##### RECORD SET #####

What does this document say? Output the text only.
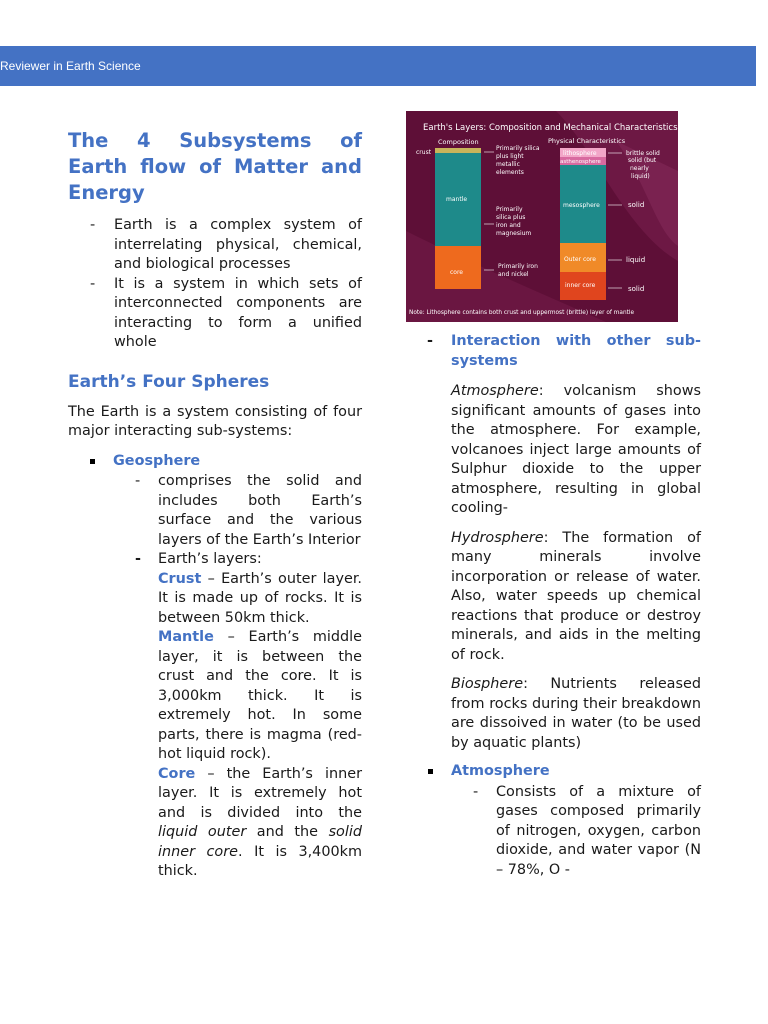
Reviewer in Earth Science
The 4 Subsystems of Earth flow of Matter and Energy
- Earth is a complex system of interrelating physical, chemical, and biological processes
- It is a system in which sets of interconnected components are interacting to form a unified whole
Earth’s Four Spheres

The Earth is a system consisting of four major interacting sub-systems:

Geosphere
- comprises the solid and includes both Earth’s surface and the various layers of the Earth’s Interior
- Earth’s layers:
Crust – Earth’s outer layer. It is made up of rocks. It is between 50km thick.
Mantle – Earth’s middle layer, it is between the crust and the core. It is 3,000km thick. It is extremely hot. In some parts, there is magma (red-hot liquid rock).
Core – the Earth’s inner layer. It is extremely hot and is divided into the liquid outer and the solid inner core. It is 3,400km thick.
Earth's Layers: Composition and Mechanical Characteristics
Composition	Physical Characteristics
crust
mantle
core
Primarily silica plus light metallic elements
Primarily silica plus iron and magnesium
Primarily iron and nickel
lithosphere
asthenosphere
mesosphere
Outer core
inner core
brittle solid
solid (but nearly liquid)
solid
liquid
solid
Note: Lithosphere contains both crust and uppermost (brittle) layer of mantle
-	Interaction with other sub-systems

Atmosphere: volcanism shows significant amounts of gases into the atmosphere. For example, volcanoes inject large amounts of Sulphur dioxide to the upper atmosphere, resulting in global cooling-

Hydrosphere: The formation of many minerals involve incorporation or release of water. Also, water speeds up chemical reactions that produce or destroy minerals, and aids in the melting of rock.

Biosphere: Nutrients released from rocks during their breakdown are dissoived in water (to be used by aquatic plants)

Atmosphere
- Consists of a mixture of gases composed primarily of nitrogen, oxygen, carbon dioxide, and water vapor (N – 78%, O -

#####

Pick out the lines that contain "Atmosphere" and copy them.

Atmosphere: volcanism shows significant amounts of gases into the atmosphere. For example, volcanoes inject large amounts of Sulphur dioxide to the upper atmosphere, resulting in global cooling-
Atmosphere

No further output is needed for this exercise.